* _TASK GOAL_
Images appear in the records below; leave them out and repeat everything else exactly.

* _Extracted data entries_
--- start ---

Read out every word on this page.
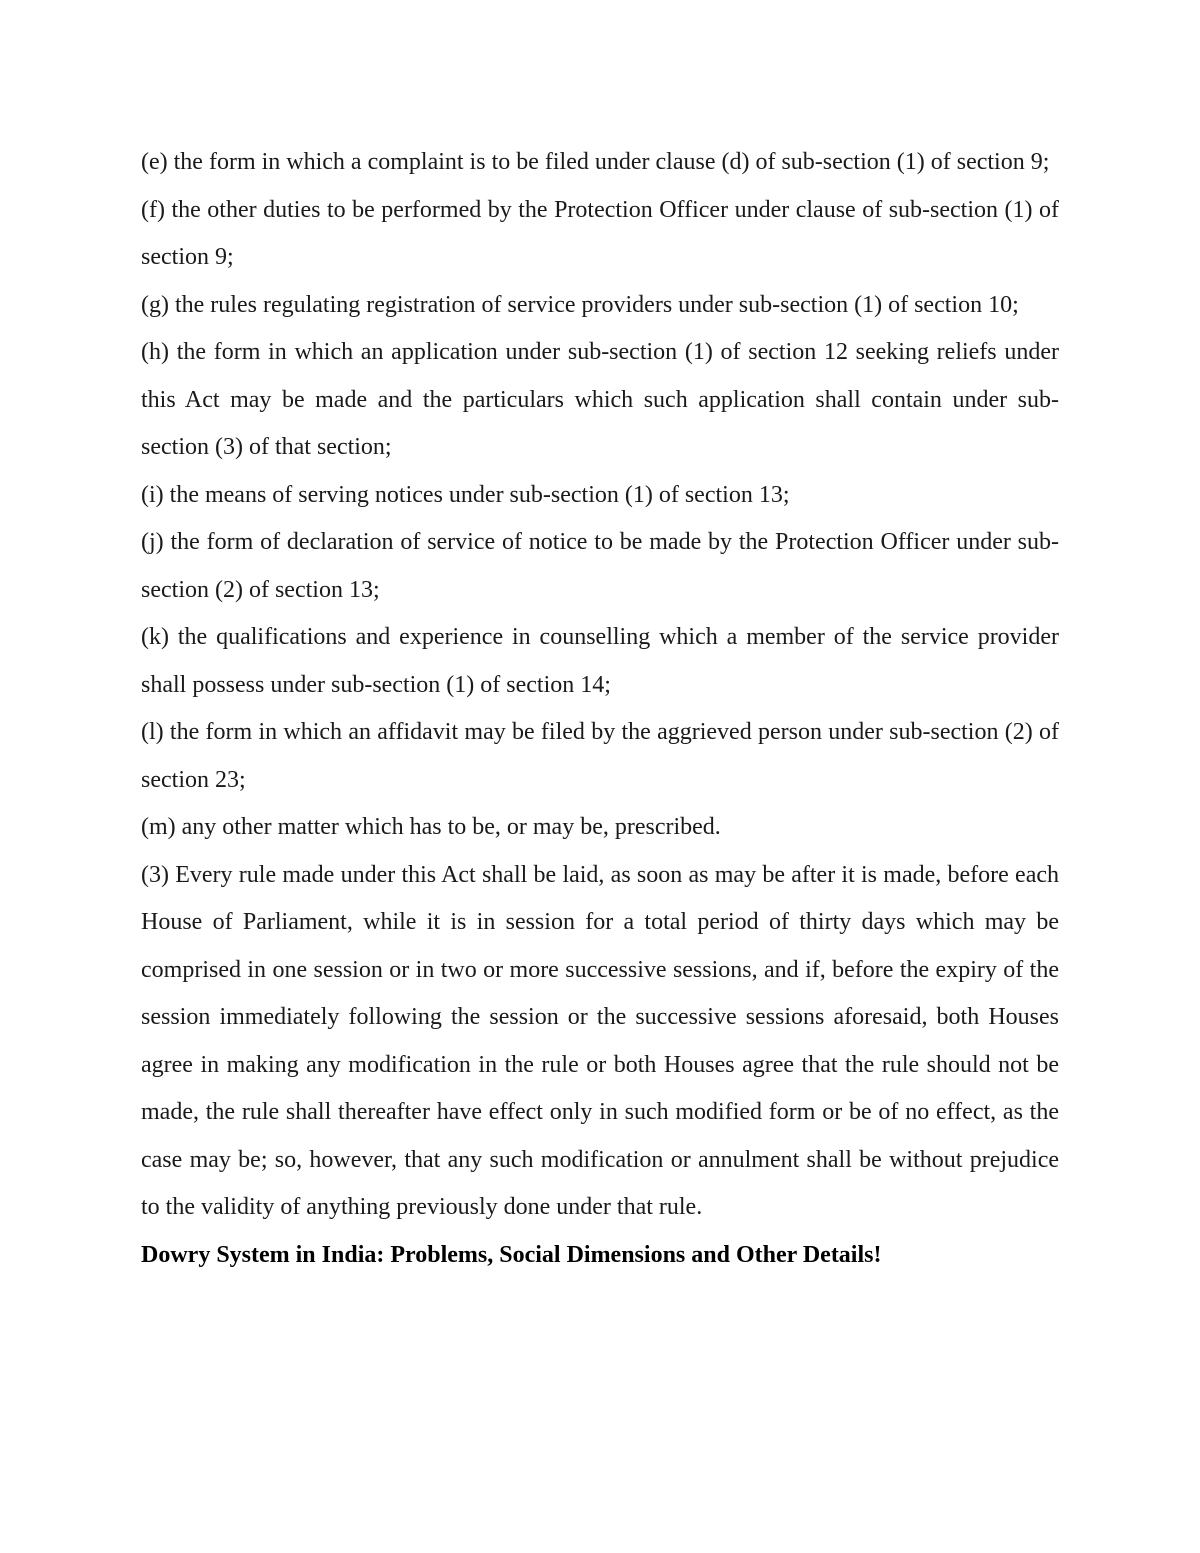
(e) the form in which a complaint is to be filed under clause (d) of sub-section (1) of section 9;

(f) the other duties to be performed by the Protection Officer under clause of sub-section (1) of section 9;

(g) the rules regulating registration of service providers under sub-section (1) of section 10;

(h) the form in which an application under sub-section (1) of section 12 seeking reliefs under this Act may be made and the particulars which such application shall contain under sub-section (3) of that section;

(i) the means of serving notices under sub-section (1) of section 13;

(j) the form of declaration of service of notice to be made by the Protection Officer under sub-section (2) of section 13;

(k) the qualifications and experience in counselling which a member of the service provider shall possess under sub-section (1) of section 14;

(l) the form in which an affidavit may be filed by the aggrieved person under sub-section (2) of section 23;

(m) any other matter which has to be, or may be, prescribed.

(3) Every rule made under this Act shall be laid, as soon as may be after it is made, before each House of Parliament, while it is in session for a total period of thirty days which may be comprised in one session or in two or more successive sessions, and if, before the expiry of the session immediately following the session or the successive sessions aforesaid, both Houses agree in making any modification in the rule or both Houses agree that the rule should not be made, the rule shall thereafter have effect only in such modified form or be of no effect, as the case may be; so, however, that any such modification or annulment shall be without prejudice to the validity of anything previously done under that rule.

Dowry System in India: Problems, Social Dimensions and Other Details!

--- end ---

* _REPLY_
Read out every word on this page.
(e) the form in which a complaint is to be filed under clause (d) of sub-section (1) of section 9;

(f) the other duties to be performed by the Protection Officer under clause of sub-section (1) of section 9;

(g) the rules regulating registration of service providers under sub-section (1) of section 10;

(h) the form in which an application under sub-section (1) of section 12 seeking reliefs under this Act may be made and the particulars which such application shall contain under sub-section (3) of that section;

(i) the means of serving notices under sub-section (1) of section 13;

(j) the form of declaration of service of notice to be made by the Protection Officer under sub-section (2) of section 13;

(k) the qualifications and experience in counselling which a member of the service provider shall possess under sub-section (1) of section 14;

(l) the form in which an affidavit may be filed by the aggrieved person under sub-section (2) of section 23;

(m) any other matter which has to be, or may be, prescribed.

(3) Every rule made under this Act shall be laid, as soon as may be after it is made, before each House of Parliament, while it is in session for a total period of thirty days which may be comprised in one session or in two or more successive sessions, and if, before the expiry of the session immediately following the session or the successive sessions aforesaid, both Houses agree in making any modification in the rule or both Houses agree that the rule should not be made, the rule shall thereafter have effect only in such modified form or be of no effect, as the case may be; so, however, that any such modification or annulment shall be without prejudice to the validity of anything previously done under that rule.

Dowry System in India: Problems, Social Dimensions and Other Details!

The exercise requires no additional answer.